**Set exercise**
Type out all the records word for word. Any pictures are to be left out.

**Entries shown**

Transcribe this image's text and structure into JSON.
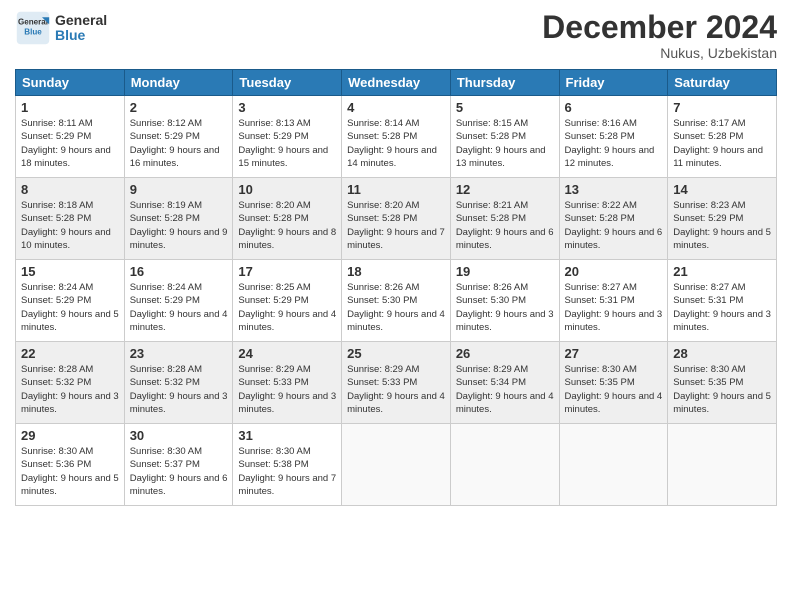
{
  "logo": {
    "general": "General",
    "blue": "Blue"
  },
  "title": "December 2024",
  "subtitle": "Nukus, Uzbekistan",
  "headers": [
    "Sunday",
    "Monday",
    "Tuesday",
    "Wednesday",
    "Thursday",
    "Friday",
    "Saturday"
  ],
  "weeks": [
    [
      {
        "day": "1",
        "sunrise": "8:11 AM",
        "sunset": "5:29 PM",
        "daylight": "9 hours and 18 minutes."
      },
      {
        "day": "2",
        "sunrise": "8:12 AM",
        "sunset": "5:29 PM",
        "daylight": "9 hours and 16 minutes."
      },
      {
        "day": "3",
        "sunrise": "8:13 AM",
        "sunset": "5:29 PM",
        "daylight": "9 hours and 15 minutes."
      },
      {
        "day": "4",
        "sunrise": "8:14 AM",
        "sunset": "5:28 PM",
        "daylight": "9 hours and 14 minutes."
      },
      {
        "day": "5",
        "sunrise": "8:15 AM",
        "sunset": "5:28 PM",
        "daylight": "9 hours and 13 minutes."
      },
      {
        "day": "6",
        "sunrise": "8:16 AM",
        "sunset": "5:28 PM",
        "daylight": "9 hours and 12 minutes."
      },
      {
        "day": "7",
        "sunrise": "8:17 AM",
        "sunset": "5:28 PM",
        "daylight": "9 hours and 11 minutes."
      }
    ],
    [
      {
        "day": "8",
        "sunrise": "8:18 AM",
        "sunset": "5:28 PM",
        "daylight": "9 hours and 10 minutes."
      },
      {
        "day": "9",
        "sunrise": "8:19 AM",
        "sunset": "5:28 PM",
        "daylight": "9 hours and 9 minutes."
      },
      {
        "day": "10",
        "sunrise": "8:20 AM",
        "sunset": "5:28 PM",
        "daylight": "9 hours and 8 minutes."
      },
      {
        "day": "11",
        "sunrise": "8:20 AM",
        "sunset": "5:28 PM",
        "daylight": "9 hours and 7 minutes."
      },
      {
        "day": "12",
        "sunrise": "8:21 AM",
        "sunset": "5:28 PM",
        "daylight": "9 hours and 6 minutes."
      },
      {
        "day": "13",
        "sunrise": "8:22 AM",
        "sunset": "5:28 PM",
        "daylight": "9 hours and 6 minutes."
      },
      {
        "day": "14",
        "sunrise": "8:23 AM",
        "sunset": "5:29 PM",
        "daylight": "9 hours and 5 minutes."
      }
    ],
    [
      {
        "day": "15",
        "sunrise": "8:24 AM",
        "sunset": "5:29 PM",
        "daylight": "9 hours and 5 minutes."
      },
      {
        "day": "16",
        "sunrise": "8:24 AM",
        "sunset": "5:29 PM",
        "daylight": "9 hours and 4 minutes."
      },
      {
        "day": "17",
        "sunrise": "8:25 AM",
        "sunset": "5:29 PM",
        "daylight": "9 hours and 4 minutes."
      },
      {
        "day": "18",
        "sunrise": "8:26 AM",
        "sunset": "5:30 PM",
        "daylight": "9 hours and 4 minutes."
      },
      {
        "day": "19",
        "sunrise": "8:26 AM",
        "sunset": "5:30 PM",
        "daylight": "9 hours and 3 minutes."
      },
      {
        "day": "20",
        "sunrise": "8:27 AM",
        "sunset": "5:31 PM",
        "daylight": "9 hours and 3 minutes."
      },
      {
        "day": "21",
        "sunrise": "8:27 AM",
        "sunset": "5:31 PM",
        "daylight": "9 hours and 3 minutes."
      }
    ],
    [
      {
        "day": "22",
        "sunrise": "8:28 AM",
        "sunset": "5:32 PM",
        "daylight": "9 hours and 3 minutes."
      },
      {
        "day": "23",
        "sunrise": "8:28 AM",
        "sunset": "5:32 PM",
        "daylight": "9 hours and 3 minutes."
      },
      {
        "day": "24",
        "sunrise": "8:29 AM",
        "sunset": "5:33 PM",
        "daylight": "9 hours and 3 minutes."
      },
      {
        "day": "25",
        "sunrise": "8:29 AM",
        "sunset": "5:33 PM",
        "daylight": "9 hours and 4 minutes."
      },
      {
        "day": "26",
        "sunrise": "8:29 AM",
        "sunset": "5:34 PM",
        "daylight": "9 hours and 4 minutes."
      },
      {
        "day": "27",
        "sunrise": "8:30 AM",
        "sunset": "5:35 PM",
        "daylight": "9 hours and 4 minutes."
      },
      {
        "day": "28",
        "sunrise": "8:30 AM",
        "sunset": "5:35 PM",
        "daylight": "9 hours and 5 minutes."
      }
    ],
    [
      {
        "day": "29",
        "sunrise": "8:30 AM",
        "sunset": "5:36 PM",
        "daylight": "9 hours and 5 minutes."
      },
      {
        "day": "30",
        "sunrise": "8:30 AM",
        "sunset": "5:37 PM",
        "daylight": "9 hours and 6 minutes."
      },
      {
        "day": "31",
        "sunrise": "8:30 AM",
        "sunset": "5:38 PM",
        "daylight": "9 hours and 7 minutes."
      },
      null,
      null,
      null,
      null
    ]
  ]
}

**Exercise output**
Transcribe this image's text and structure into JSON.
{
  "logo": {
    "general": "General",
    "blue": "Blue"
  },
  "title": "December 2024",
  "subtitle": "Nukus, Uzbekistan",
  "headers": [
    "Sunday",
    "Monday",
    "Tuesday",
    "Wednesday",
    "Thursday",
    "Friday",
    "Saturday"
  ],
  "weeks": [
    [
      {
        "day": "1",
        "sunrise": "8:11 AM",
        "sunset": "5:29 PM",
        "daylight": "9 hours and 18 minutes."
      },
      {
        "day": "2",
        "sunrise": "8:12 AM",
        "sunset": "5:29 PM",
        "daylight": "9 hours and 16 minutes."
      },
      {
        "day": "3",
        "sunrise": "8:13 AM",
        "sunset": "5:29 PM",
        "daylight": "9 hours and 15 minutes."
      },
      {
        "day": "4",
        "sunrise": "8:14 AM",
        "sunset": "5:28 PM",
        "daylight": "9 hours and 14 minutes."
      },
      {
        "day": "5",
        "sunrise": "8:15 AM",
        "sunset": "5:28 PM",
        "daylight": "9 hours and 13 minutes."
      },
      {
        "day": "6",
        "sunrise": "8:16 AM",
        "sunset": "5:28 PM",
        "daylight": "9 hours and 12 minutes."
      },
      {
        "day": "7",
        "sunrise": "8:17 AM",
        "sunset": "5:28 PM",
        "daylight": "9 hours and 11 minutes."
      }
    ],
    [
      {
        "day": "8",
        "sunrise": "8:18 AM",
        "sunset": "5:28 PM",
        "daylight": "9 hours and 10 minutes."
      },
      {
        "day": "9",
        "sunrise": "8:19 AM",
        "sunset": "5:28 PM",
        "daylight": "9 hours and 9 minutes."
      },
      {
        "day": "10",
        "sunrise": "8:20 AM",
        "sunset": "5:28 PM",
        "daylight": "9 hours and 8 minutes."
      },
      {
        "day": "11",
        "sunrise": "8:20 AM",
        "sunset": "5:28 PM",
        "daylight": "9 hours and 7 minutes."
      },
      {
        "day": "12",
        "sunrise": "8:21 AM",
        "sunset": "5:28 PM",
        "daylight": "9 hours and 6 minutes."
      },
      {
        "day": "13",
        "sunrise": "8:22 AM",
        "sunset": "5:28 PM",
        "daylight": "9 hours and 6 minutes."
      },
      {
        "day": "14",
        "sunrise": "8:23 AM",
        "sunset": "5:29 PM",
        "daylight": "9 hours and 5 minutes."
      }
    ],
    [
      {
        "day": "15",
        "sunrise": "8:24 AM",
        "sunset": "5:29 PM",
        "daylight": "9 hours and 5 minutes."
      },
      {
        "day": "16",
        "sunrise": "8:24 AM",
        "sunset": "5:29 PM",
        "daylight": "9 hours and 4 minutes."
      },
      {
        "day": "17",
        "sunrise": "8:25 AM",
        "sunset": "5:29 PM",
        "daylight": "9 hours and 4 minutes."
      },
      {
        "day": "18",
        "sunrise": "8:26 AM",
        "sunset": "5:30 PM",
        "daylight": "9 hours and 4 minutes."
      },
      {
        "day": "19",
        "sunrise": "8:26 AM",
        "sunset": "5:30 PM",
        "daylight": "9 hours and 3 minutes."
      },
      {
        "day": "20",
        "sunrise": "8:27 AM",
        "sunset": "5:31 PM",
        "daylight": "9 hours and 3 minutes."
      },
      {
        "day": "21",
        "sunrise": "8:27 AM",
        "sunset": "5:31 PM",
        "daylight": "9 hours and 3 minutes."
      }
    ],
    [
      {
        "day": "22",
        "sunrise": "8:28 AM",
        "sunset": "5:32 PM",
        "daylight": "9 hours and 3 minutes."
      },
      {
        "day": "23",
        "sunrise": "8:28 AM",
        "sunset": "5:32 PM",
        "daylight": "9 hours and 3 minutes."
      },
      {
        "day": "24",
        "sunrise": "8:29 AM",
        "sunset": "5:33 PM",
        "daylight": "9 hours and 3 minutes."
      },
      {
        "day": "25",
        "sunrise": "8:29 AM",
        "sunset": "5:33 PM",
        "daylight": "9 hours and 4 minutes."
      },
      {
        "day": "26",
        "sunrise": "8:29 AM",
        "sunset": "5:34 PM",
        "daylight": "9 hours and 4 minutes."
      },
      {
        "day": "27",
        "sunrise": "8:30 AM",
        "sunset": "5:35 PM",
        "daylight": "9 hours and 4 minutes."
      },
      {
        "day": "28",
        "sunrise": "8:30 AM",
        "sunset": "5:35 PM",
        "daylight": "9 hours and 5 minutes."
      }
    ],
    [
      {
        "day": "29",
        "sunrise": "8:30 AM",
        "sunset": "5:36 PM",
        "daylight": "9 hours and 5 minutes."
      },
      {
        "day": "30",
        "sunrise": "8:30 AM",
        "sunset": "5:37 PM",
        "daylight": "9 hours and 6 minutes."
      },
      {
        "day": "31",
        "sunrise": "8:30 AM",
        "sunset": "5:38 PM",
        "daylight": "9 hours and 7 minutes."
      },
      null,
      null,
      null,
      null
    ]
  ]
}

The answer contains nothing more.